Entries
▬▬▬
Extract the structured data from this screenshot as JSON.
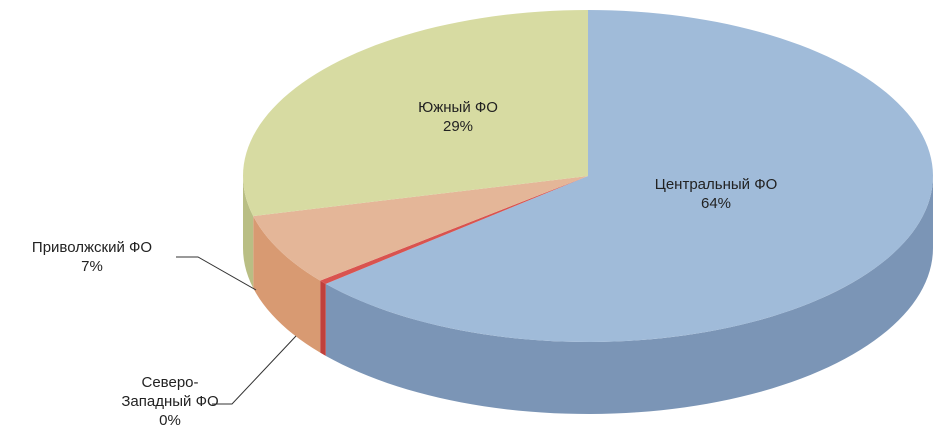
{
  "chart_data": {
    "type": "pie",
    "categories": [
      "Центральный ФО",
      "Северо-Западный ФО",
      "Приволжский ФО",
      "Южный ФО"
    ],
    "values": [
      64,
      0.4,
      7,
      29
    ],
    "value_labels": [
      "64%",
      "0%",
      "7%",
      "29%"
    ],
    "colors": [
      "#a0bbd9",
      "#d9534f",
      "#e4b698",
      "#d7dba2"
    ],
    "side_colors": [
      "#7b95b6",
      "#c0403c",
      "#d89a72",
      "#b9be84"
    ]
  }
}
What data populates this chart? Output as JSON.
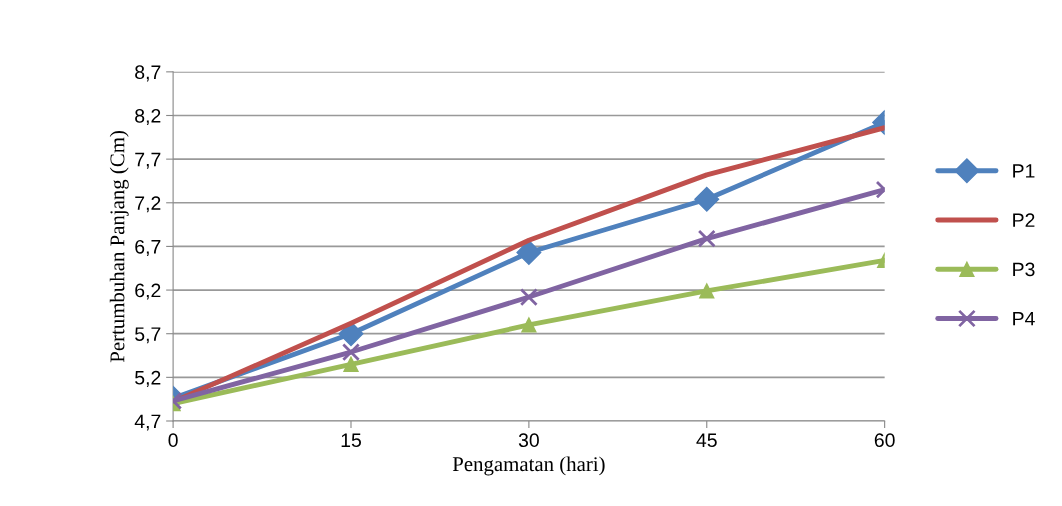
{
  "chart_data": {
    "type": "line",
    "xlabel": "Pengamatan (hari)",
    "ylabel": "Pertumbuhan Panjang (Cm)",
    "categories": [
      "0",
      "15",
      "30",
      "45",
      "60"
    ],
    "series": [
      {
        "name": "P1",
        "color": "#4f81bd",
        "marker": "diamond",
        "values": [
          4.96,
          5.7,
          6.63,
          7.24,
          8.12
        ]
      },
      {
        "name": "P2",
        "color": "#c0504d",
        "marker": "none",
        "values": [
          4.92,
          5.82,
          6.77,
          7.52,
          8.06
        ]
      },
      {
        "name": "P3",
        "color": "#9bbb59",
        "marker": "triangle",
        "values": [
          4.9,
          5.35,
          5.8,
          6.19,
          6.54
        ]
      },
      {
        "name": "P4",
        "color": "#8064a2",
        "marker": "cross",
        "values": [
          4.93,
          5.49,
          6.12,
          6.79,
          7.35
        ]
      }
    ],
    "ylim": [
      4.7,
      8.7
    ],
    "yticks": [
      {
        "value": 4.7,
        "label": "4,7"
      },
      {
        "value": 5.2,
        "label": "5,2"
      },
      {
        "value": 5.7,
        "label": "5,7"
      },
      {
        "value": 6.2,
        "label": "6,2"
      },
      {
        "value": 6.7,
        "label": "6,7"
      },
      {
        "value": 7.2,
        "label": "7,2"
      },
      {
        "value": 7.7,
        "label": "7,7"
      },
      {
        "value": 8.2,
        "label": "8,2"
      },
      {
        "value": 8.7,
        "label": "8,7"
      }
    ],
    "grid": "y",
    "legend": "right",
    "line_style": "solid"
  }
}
▬▬▬
Task to complete
Output, exactly, all the records above; include no pictures.

Written solution
Extract the structured data from this screenshot as JSON.
{
  "chart_data": {
    "type": "pie",
    "categories": [
      "Центральный ФО",
      "Северо-Западный ФО",
      "Приволжский ФО",
      "Южный ФО"
    ],
    "values": [
      64,
      0.4,
      7,
      29
    ],
    "value_labels": [
      "64%",
      "0%",
      "7%",
      "29%"
    ],
    "colors": [
      "#a0bbd9",
      "#d9534f",
      "#e4b698",
      "#d7dba2"
    ],
    "side_colors": [
      "#7b95b6",
      "#c0403c",
      "#d89a72",
      "#b9be84"
    ]
  }
}
What data populates this chart? Output as JSON.
{
  "chart_data": {
    "type": "line",
    "xlabel": "Pengamatan (hari)",
    "ylabel": "Pertumbuhan Panjang (Cm)",
    "categories": [
      "0",
      "15",
      "30",
      "45",
      "60"
    ],
    "series": [
      {
        "name": "P1",
        "color": "#4f81bd",
        "marker": "diamond",
        "values": [
          4.96,
          5.7,
          6.63,
          7.24,
          8.12
        ]
      },
      {
        "name": "P2",
        "color": "#c0504d",
        "marker": "none",
        "values": [
          4.92,
          5.82,
          6.77,
          7.52,
          8.06
        ]
      },
      {
        "name": "P3",
        "color": "#9bbb59",
        "marker": "triangle",
        "values": [
          4.9,
          5.35,
          5.8,
          6.19,
          6.54
        ]
      },
      {
        "name": "P4",
        "color": "#8064a2",
        "marker": "cross",
        "values": [
          4.93,
          5.49,
          6.12,
          6.79,
          7.35
        ]
      }
    ],
    "ylim": [
      4.7,
      8.7
    ],
    "yticks": [
      {
        "value": 4.7,
        "label": "4,7"
      },
      {
        "value": 5.2,
        "label": "5,2"
      },
      {
        "value": 5.7,
        "label": "5,7"
      },
      {
        "value": 6.2,
        "label": "6,2"
      },
      {
        "value": 6.7,
        "label": "6,7"
      },
      {
        "value": 7.2,
        "label": "7,2"
      },
      {
        "value": 7.7,
        "label": "7,7"
      },
      {
        "value": 8.2,
        "label": "8,2"
      },
      {
        "value": 8.7,
        "label": "8,7"
      }
    ],
    "grid": "y",
    "legend": "right",
    "line_style": "solid"
  }
}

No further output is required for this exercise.